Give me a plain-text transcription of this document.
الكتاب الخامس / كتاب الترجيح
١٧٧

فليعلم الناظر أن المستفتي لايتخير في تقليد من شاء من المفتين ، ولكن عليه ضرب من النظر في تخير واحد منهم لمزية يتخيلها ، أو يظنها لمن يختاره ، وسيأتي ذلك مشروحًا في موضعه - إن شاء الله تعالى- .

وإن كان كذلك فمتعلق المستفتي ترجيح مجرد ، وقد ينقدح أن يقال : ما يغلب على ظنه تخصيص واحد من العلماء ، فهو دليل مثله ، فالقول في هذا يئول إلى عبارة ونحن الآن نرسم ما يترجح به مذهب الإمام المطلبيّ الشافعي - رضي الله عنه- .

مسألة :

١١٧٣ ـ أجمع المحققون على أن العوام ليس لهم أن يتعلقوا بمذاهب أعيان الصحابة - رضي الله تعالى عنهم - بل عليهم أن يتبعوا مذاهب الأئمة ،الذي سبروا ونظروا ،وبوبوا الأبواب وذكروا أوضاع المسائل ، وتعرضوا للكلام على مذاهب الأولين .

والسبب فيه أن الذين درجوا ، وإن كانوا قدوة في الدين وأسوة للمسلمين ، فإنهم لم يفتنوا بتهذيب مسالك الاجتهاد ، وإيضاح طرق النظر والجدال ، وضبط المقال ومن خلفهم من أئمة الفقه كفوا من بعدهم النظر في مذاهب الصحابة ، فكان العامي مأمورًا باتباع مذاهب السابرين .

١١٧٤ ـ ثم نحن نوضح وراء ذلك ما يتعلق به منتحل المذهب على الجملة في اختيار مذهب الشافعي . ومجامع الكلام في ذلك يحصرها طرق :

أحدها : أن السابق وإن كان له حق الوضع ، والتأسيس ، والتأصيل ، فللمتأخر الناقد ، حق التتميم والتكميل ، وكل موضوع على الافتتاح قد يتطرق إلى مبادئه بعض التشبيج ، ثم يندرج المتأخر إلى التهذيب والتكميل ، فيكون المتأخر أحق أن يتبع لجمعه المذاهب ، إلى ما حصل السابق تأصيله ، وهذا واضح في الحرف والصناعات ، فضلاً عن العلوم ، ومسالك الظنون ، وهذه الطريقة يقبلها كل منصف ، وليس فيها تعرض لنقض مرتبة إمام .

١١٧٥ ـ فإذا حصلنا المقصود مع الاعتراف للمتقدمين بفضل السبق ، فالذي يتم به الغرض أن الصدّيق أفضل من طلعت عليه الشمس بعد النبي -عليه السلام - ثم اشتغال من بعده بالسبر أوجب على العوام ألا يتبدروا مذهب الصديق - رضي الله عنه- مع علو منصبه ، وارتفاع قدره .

_REQUIREMENTS_
Set down all of the data above, word for word.

_TASK SOLUTION_
Give me a plain-text transcription of this document.
الكتاب الخامس / كتاب الترجيح
١٧٧

فليعلم الناظر أن المستفتي لايتخير في تقليد من شاء من المفتين ، ولكن عليه ضرب من النظر في تخير واحد منهم لمزية يتخيلها ، أو يظنها لمن يختاره ، وسيأتي ذلك مشروحًا في موضعه - إن شاء الله تعالى- .

وإن كان كذلك فمتعلق المستفتي ترجيح مجرد ، وقد ينقدح أن يقال : ما يغلب على ظنه تخصيص واحد من العلماء ، فهو دليل مثله ، فالقول في هذا يئول إلى عبارة ونحن الآن نرسم ما يترجح به مذهب الإمام المطلبيّ الشافعي - رضي الله عنه- .

مسألة :

١١٧٣ ـ أجمع المحققون على أن العوام ليس لهم أن يتعلقوا بمذاهب أعيان الصحابة - رضي الله تعالى عنهم - بل عليهم أن يتبعوا مذاهب الأئمة ،الذي سبروا ونظروا ،وبوبوا الأبواب وذكروا أوضاع المسائل ، وتعرضوا للكلام على مذاهب الأولين .

والسبب فيه أن الذين درجوا ، وإن كانوا قدوة في الدين وأسوة للمسلمين ، فإنهم لم يفتنوا بتهذيب مسالك الاجتهاد ، وإيضاح طرق النظر والجدال ، وضبط المقال ومن خلفهم من أئمة الفقه كفوا من بعدهم النظر في مذاهب الصحابة ، فكان العامي مأمورًا باتباع مذاهب السابرين .

١١٧٤ ـ ثم نحن نوضح وراء ذلك ما يتعلق به منتحل المذهب على الجملة في اختيار مذهب الشافعي . ومجامع الكلام في ذلك يحصرها طرق :

أحدها : أن السابق وإن كان له حق الوضع ، والتأسيس ، والتأصيل ، فللمتأخر الناقد ، حق التتميم والتكميل ، وكل موضوع على الافتتاح قد يتطرق إلى مبادئه بعض التشبيج ، ثم يندرج المتأخر إلى التهذيب والتكميل ، فيكون المتأخر أحق أن يتبع لجمعه المذاهب ، إلى ما حصل السابق تأصيله ، وهذا واضح في الحرف والصناعات ، فضلاً عن العلوم ، ومسالك الظنون ، وهذه الطريقة يقبلها كل منصف ، وليس فيها تعرض لنقض مرتبة إمام .

١١٧٥ ـ فإذا حصلنا المقصود مع الاعتراف للمتقدمين بفضل السبق ، فالذي يتم به الغرض أن الصدّيق أفضل من طلعت عليه الشمس بعد النبي -عليه السلام - ثم اشتغال من بعده بالسبر أوجب على العوام ألا يتبدروا مذهب الصديق - رضي الله عنه- مع علو منصبه ، وارتفاع قدره .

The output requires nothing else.